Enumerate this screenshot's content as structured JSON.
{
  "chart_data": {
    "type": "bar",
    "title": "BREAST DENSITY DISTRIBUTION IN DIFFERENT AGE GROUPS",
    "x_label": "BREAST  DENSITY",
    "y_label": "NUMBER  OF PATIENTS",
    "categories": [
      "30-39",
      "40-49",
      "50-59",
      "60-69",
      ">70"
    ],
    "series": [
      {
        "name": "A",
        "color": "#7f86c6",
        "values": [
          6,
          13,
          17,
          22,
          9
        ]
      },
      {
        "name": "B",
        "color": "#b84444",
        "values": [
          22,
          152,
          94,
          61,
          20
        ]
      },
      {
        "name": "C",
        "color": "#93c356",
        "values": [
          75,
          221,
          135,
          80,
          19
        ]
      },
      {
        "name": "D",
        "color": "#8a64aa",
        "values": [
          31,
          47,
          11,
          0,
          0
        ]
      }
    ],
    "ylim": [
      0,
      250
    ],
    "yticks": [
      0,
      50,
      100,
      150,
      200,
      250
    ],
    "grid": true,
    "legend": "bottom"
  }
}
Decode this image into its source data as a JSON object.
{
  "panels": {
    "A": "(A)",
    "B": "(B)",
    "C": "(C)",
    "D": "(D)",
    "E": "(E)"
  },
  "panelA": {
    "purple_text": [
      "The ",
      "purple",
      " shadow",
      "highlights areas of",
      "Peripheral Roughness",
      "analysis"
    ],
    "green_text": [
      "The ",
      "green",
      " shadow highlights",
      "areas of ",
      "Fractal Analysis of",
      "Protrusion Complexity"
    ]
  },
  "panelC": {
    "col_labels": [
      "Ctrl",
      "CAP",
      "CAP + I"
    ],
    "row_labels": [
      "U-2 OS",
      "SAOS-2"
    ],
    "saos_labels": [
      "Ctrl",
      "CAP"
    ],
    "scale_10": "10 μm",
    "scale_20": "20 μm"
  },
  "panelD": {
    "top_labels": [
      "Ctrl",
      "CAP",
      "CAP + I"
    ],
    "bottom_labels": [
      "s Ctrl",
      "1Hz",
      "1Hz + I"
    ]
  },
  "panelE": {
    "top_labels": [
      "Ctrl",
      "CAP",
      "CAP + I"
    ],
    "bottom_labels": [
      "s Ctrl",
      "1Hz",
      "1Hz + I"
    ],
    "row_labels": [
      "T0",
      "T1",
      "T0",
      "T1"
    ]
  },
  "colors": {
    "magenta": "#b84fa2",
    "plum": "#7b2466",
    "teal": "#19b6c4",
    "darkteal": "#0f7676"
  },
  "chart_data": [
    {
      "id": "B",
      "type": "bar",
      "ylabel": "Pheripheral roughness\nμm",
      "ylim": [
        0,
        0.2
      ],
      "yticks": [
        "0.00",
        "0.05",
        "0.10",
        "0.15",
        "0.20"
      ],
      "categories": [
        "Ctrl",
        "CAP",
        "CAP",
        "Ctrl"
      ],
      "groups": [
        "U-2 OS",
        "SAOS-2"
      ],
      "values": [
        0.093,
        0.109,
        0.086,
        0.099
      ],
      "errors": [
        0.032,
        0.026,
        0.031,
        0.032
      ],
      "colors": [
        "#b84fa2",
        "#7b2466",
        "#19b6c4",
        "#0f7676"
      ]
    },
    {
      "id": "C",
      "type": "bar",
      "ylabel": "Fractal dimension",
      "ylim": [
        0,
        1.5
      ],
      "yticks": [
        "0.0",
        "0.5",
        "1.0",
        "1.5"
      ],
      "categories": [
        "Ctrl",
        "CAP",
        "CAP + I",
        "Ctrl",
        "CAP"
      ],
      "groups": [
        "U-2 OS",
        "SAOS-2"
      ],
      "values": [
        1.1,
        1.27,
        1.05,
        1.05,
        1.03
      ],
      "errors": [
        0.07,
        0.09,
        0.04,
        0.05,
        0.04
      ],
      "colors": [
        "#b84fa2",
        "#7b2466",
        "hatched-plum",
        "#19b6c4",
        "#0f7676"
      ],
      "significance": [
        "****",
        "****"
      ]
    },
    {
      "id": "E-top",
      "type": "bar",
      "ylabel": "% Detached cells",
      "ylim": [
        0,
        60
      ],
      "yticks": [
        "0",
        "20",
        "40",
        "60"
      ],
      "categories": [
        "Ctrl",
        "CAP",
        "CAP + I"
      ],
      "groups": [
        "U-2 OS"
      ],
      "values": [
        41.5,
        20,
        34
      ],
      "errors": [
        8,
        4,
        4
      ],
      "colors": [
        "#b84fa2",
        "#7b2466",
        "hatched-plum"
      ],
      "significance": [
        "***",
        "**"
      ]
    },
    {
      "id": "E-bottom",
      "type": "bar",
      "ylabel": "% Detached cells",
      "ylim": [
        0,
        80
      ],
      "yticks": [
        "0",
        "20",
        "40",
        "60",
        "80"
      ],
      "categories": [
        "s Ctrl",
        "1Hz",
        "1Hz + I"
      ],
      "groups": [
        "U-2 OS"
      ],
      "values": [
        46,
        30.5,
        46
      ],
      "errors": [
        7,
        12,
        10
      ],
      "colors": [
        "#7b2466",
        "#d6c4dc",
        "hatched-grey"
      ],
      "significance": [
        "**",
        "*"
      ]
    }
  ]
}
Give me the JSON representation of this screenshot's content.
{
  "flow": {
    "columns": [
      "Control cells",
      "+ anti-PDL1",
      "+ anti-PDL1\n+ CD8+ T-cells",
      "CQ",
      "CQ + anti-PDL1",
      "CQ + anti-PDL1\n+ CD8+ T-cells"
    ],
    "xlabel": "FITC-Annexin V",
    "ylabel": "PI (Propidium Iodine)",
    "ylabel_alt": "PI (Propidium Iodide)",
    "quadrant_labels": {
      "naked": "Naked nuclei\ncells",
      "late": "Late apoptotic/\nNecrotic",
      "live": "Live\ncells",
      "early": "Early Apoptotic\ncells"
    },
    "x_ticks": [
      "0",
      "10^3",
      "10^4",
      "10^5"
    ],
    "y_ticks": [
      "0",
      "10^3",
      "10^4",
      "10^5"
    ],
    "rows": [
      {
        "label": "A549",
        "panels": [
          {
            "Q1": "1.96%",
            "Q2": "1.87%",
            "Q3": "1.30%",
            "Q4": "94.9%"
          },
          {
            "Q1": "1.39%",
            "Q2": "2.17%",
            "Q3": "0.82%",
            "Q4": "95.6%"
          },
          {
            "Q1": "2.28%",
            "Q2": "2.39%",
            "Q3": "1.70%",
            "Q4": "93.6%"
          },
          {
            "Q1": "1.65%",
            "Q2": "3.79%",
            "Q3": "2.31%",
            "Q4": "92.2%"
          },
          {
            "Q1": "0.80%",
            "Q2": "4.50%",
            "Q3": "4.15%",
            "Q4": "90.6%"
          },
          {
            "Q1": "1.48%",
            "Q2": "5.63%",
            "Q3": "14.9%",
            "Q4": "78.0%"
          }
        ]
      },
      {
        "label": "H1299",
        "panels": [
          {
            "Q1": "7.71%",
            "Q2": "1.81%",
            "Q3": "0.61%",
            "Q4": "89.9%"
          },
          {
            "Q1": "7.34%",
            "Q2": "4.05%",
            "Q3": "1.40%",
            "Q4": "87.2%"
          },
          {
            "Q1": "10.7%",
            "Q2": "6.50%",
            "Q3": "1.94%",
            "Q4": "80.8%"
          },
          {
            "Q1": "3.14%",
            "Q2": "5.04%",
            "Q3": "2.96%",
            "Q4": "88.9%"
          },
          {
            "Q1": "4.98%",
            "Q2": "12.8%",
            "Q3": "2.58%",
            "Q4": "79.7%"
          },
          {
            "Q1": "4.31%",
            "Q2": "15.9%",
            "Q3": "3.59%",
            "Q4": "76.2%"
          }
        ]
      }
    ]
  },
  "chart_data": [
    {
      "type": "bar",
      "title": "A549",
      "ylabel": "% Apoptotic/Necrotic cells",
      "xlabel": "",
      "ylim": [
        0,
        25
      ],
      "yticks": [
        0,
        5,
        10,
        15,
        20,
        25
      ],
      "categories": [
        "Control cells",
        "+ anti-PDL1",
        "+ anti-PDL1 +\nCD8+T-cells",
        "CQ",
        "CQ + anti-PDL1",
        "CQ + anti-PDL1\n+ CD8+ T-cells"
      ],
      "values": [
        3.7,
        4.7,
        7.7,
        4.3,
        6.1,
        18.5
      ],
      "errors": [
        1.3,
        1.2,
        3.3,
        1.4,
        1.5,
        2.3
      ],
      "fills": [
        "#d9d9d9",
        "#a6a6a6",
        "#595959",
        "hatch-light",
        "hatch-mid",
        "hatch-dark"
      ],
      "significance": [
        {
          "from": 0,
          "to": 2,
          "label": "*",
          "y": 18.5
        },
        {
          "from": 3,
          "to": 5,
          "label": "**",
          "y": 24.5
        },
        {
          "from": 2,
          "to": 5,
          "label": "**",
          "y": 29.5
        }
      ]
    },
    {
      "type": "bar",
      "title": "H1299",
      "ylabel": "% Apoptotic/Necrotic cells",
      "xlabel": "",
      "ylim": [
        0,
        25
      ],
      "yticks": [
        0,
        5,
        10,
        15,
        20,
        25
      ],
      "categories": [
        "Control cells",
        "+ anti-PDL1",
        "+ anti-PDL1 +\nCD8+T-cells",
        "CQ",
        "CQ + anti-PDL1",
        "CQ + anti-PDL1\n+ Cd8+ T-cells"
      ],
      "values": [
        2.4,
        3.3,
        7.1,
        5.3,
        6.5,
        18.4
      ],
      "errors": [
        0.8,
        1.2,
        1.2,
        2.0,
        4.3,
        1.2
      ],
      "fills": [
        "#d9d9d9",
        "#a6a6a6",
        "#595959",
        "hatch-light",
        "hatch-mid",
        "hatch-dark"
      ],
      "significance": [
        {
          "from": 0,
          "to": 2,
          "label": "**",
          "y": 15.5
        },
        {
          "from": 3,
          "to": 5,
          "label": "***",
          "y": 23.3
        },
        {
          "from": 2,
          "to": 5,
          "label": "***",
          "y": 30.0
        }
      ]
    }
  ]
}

WHAT THE EXERCISE ASKS - Count the lines of the material holding "ncells". Report the number alone.

TASK OUTPUT - 3